**Exercise**. Copy each line of the records that contains the word "engine".

┌──

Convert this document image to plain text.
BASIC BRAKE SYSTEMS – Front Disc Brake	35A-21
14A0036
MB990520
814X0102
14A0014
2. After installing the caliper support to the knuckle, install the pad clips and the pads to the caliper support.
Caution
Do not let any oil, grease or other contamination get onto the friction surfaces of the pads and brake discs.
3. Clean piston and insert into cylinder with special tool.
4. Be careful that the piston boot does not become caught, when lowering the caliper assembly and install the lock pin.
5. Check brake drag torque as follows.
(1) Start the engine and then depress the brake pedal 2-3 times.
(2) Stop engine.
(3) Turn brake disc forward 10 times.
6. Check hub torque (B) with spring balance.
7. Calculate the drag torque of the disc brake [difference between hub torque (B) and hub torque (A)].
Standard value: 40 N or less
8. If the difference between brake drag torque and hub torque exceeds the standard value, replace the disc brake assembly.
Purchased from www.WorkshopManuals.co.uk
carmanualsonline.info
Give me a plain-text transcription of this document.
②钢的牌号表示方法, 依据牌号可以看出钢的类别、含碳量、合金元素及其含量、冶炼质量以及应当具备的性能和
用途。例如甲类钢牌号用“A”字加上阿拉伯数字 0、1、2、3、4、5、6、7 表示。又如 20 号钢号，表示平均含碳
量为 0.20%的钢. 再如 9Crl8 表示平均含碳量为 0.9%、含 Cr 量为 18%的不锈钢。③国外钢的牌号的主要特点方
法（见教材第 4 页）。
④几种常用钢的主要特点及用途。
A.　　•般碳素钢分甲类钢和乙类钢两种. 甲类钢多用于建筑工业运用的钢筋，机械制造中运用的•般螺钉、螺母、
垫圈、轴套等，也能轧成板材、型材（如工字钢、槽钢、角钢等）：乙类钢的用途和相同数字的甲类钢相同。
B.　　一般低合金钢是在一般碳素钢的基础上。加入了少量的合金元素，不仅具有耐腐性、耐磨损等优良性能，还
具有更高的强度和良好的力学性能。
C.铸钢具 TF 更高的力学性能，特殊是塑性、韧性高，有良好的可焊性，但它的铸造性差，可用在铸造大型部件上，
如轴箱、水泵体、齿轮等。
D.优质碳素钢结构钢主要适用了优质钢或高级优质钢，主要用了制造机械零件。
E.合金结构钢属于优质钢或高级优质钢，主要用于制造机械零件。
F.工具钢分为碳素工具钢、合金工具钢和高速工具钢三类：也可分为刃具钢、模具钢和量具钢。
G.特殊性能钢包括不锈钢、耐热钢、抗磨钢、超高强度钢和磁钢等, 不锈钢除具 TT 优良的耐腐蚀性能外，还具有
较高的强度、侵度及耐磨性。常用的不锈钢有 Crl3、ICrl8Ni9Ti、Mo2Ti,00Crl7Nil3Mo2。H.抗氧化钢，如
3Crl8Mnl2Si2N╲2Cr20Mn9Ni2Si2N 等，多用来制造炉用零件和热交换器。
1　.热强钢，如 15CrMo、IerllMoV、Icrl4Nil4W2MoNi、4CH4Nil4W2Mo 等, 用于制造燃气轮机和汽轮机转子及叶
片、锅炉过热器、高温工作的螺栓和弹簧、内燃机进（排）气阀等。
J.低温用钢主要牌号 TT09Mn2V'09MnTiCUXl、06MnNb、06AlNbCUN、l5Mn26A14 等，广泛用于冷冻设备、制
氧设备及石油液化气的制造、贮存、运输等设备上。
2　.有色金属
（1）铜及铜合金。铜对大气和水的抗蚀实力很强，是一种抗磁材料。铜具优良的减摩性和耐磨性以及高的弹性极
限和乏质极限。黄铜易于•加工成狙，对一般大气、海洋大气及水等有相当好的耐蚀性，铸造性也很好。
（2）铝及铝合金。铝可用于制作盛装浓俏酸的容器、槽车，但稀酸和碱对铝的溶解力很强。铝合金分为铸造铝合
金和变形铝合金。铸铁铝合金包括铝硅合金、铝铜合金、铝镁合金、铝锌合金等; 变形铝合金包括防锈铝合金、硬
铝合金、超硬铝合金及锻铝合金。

└──

**Expected answer**.
(1) Start the engine and then depress the brake pedal 2-3 times.
(2) Stop engine.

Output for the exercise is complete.